--- START MATERIAL PROVIDED ---

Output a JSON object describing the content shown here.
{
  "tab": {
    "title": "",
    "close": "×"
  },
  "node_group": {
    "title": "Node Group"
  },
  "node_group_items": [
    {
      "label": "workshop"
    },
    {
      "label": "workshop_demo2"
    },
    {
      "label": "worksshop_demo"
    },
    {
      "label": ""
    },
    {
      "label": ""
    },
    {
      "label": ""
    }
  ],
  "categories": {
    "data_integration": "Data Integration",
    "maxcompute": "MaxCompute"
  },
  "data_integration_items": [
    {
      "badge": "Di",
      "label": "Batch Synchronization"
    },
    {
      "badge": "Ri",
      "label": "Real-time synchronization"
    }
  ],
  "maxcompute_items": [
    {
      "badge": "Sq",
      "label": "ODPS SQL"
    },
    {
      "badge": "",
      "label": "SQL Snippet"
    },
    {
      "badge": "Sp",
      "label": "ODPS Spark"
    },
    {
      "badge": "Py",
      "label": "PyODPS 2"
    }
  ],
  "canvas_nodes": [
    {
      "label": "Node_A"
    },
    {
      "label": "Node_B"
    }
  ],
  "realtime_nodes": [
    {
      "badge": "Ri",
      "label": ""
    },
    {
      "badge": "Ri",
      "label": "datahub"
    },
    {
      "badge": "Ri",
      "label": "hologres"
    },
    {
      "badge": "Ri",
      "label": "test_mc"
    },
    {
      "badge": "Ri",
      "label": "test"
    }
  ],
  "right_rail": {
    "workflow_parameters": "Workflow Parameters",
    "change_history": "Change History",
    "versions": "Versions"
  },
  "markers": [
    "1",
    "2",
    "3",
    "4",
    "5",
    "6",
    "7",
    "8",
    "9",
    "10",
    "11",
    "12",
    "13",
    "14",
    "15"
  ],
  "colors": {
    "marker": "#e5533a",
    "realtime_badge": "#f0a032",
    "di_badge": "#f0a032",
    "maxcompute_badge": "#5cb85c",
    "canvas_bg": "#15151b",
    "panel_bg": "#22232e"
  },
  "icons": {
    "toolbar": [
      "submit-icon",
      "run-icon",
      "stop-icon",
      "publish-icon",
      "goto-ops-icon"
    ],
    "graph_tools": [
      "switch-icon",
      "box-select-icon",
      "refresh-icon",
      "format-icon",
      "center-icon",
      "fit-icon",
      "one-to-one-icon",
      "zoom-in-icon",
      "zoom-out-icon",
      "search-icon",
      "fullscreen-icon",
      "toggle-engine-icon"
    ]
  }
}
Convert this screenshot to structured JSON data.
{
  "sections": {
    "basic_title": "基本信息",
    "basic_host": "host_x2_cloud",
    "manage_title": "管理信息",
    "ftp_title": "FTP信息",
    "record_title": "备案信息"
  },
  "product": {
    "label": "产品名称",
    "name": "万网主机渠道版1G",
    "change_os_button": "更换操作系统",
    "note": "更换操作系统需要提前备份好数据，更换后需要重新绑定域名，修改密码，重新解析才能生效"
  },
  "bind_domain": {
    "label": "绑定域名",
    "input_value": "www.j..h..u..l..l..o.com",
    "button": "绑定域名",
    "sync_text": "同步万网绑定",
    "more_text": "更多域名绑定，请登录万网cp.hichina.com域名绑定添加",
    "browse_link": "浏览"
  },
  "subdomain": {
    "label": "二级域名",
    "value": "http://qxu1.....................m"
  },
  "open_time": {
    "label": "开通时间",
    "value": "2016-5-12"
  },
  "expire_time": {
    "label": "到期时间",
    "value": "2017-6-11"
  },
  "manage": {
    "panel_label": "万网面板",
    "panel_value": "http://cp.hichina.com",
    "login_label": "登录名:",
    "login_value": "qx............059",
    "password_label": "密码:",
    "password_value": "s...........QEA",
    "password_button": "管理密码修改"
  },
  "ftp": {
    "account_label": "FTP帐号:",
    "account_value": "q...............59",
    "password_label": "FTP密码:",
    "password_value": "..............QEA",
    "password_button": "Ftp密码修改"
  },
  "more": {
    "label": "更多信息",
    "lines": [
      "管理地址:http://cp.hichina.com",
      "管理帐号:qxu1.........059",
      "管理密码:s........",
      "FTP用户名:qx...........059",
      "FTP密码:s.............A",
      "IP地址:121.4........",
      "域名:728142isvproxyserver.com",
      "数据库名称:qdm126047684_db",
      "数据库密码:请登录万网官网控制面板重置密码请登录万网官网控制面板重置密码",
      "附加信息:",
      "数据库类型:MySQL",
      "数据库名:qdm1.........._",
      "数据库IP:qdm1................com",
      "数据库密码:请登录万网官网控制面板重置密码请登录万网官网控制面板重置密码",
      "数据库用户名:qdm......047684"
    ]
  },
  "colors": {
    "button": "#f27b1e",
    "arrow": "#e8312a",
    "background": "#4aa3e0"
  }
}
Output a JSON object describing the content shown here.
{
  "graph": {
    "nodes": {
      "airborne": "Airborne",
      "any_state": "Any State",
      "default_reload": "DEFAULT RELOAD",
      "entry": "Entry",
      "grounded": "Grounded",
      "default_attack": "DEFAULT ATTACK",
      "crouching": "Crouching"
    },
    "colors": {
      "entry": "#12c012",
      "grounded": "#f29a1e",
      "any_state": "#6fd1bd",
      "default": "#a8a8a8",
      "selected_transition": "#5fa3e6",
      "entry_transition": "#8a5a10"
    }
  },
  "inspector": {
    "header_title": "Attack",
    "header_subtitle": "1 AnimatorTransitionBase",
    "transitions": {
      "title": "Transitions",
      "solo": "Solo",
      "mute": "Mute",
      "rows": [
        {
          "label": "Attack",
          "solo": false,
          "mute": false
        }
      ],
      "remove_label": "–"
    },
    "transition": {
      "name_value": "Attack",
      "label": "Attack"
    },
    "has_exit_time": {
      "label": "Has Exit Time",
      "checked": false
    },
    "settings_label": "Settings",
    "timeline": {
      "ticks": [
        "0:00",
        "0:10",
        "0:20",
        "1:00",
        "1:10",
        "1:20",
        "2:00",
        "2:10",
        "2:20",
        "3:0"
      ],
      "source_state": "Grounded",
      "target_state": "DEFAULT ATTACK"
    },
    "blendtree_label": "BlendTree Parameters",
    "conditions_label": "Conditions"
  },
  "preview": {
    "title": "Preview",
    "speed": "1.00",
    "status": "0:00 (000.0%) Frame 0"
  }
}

--- END MATERIAL PROVIDED ---

Exact copies of all the records are required.

Output a JSON object describing the content shown here.
{
  "tab": {
    "title": "",
    "close": "×"
  },
  "node_group": {
    "title": "Node Group"
  },
  "node_group_items": [
    {
      "label": "workshop"
    },
    {
      "label": "workshop_demo2"
    },
    {
      "label": "worksshop_demo"
    },
    {
      "label": ""
    },
    {
      "label": ""
    },
    {
      "label": ""
    }
  ],
  "categories": {
    "data_integration": "Data Integration",
    "maxcompute": "MaxCompute"
  },
  "data_integration_items": [
    {
      "badge": "Di",
      "label": "Batch Synchronization"
    },
    {
      "badge": "Ri",
      "label": "Real-time synchronization"
    }
  ],
  "maxcompute_items": [
    {
      "badge": "Sq",
      "label": "ODPS SQL"
    },
    {
      "badge": "",
      "label": "SQL Snippet"
    },
    {
      "badge": "Sp",
      "label": "ODPS Spark"
    },
    {
      "badge": "Py",
      "label": "PyODPS 2"
    }
  ],
  "canvas_nodes": [
    {
      "label": "Node_A"
    },
    {
      "label": "Node_B"
    }
  ],
  "realtime_nodes": [
    {
      "badge": "Ri",
      "label": ""
    },
    {
      "badge": "Ri",
      "label": "datahub"
    },
    {
      "badge": "Ri",
      "label": "hologres"
    },
    {
      "badge": "Ri",
      "label": "test_mc"
    },
    {
      "badge": "Ri",
      "label": "test"
    }
  ],
  "right_rail": {
    "workflow_parameters": "Workflow Parameters",
    "change_history": "Change History",
    "versions": "Versions"
  },
  "markers": [
    "1",
    "2",
    "3",
    "4",
    "5",
    "6",
    "7",
    "8",
    "9",
    "10",
    "11",
    "12",
    "13",
    "14",
    "15"
  ],
  "colors": {
    "marker": "#e5533a",
    "realtime_badge": "#f0a032",
    "di_badge": "#f0a032",
    "maxcompute_badge": "#5cb85c",
    "canvas_bg": "#15151b",
    "panel_bg": "#22232e"
  },
  "icons": {
    "toolbar": [
      "submit-icon",
      "run-icon",
      "stop-icon",
      "publish-icon",
      "goto-ops-icon"
    ],
    "graph_tools": [
      "switch-icon",
      "box-select-icon",
      "refresh-icon",
      "format-icon",
      "center-icon",
      "fit-icon",
      "one-to-one-icon",
      "zoom-in-icon",
      "zoom-out-icon",
      "search-icon",
      "fullscreen-icon",
      "toggle-engine-icon"
    ]
  }
}
Convert this screenshot to structured JSON data.
{
  "sections": {
    "basic_title": "基本信息",
    "basic_host": "host_x2_cloud",
    "manage_title": "管理信息",
    "ftp_title": "FTP信息",
    "record_title": "备案信息"
  },
  "product": {
    "label": "产品名称",
    "name": "万网主机渠道版1G",
    "change_os_button": "更换操作系统",
    "note": "更换操作系统需要提前备份好数据，更换后需要重新绑定域名，修改密码，重新解析才能生效"
  },
  "bind_domain": {
    "label": "绑定域名",
    "input_value": "www.j..h..u..l..l..o.com",
    "button": "绑定域名",
    "sync_text": "同步万网绑定",
    "more_text": "更多域名绑定，请登录万网cp.hichina.com域名绑定添加",
    "browse_link": "浏览"
  },
  "subdomain": {
    "label": "二级域名",
    "value": "http://qxu1.....................m"
  },
  "open_time": {
    "label": "开通时间",
    "value": "2016-5-12"
  },
  "expire_time": {
    "label": "到期时间",
    "value": "2017-6-11"
  },
  "manage": {
    "panel_label": "万网面板",
    "panel_value": "http://cp.hichina.com",
    "login_label": "登录名:",
    "login_value": "qx............059",
    "password_label": "密码:",
    "password_value": "s...........QEA",
    "password_button": "管理密码修改"
  },
  "ftp": {
    "account_label": "FTP帐号:",
    "account_value": "q...............59",
    "password_label": "FTP密码:",
    "password_value": "..............QEA",
    "password_button": "Ftp密码修改"
  },
  "more": {
    "label": "更多信息",
    "lines": [
      "管理地址:http://cp.hichina.com",
      "管理帐号:qxu1.........059",
      "管理密码:s........",
      "FTP用户名:qx...........059",
      "FTP密码:s.............A",
      "IP地址:121.4........",
      "域名:728142isvproxyserver.com",
      "数据库名称:qdm126047684_db",
      "数据库密码:请登录万网官网控制面板重置密码请登录万网官网控制面板重置密码",
      "附加信息:",
      "数据库类型:MySQL",
      "数据库名:qdm1.........._",
      "数据库IP:qdm1................com",
      "数据库密码:请登录万网官网控制面板重置密码请登录万网官网控制面板重置密码",
      "数据库用户名:qdm......047684"
    ]
  },
  "colors": {
    "button": "#f27b1e",
    "arrow": "#e8312a",
    "background": "#4aa3e0"
  }
}
Output a JSON object describing the content shown here.
{
  "graph": {
    "nodes": {
      "airborne": "Airborne",
      "any_state": "Any State",
      "default_reload": "DEFAULT RELOAD",
      "entry": "Entry",
      "grounded": "Grounded",
      "default_attack": "DEFAULT ATTACK",
      "crouching": "Crouching"
    },
    "colors": {
      "entry": "#12c012",
      "grounded": "#f29a1e",
      "any_state": "#6fd1bd",
      "default": "#a8a8a8",
      "selected_transition": "#5fa3e6",
      "entry_transition": "#8a5a10"
    }
  },
  "inspector": {
    "header_title": "Attack",
    "header_subtitle": "1 AnimatorTransitionBase",
    "transitions": {
      "title": "Transitions",
      "solo": "Solo",
      "mute": "Mute",
      "rows": [
        {
          "label": "Attack",
          "solo": false,
          "mute": false
        }
      ],
      "remove_label": "–"
    },
    "transition": {
      "name_value": "Attack",
      "label": "Attack"
    },
    "has_exit_time": {
      "label": "Has Exit Time",
      "checked": false
    },
    "settings_label": "Settings",
    "timeline": {
      "ticks": [
        "0:00",
        "0:10",
        "0:20",
        "1:00",
        "1:10",
        "1:20",
        "2:00",
        "2:10",
        "2:20",
        "3:0"
      ],
      "source_state": "Grounded",
      "target_state": "DEFAULT ATTACK"
    },
    "blendtree_label": "BlendTree Parameters",
    "conditions_label": "Conditions"
  },
  "preview": {
    "title": "Preview",
    "speed": "1.00",
    "status": "0:00 (000.0%) Frame 0"
  }
}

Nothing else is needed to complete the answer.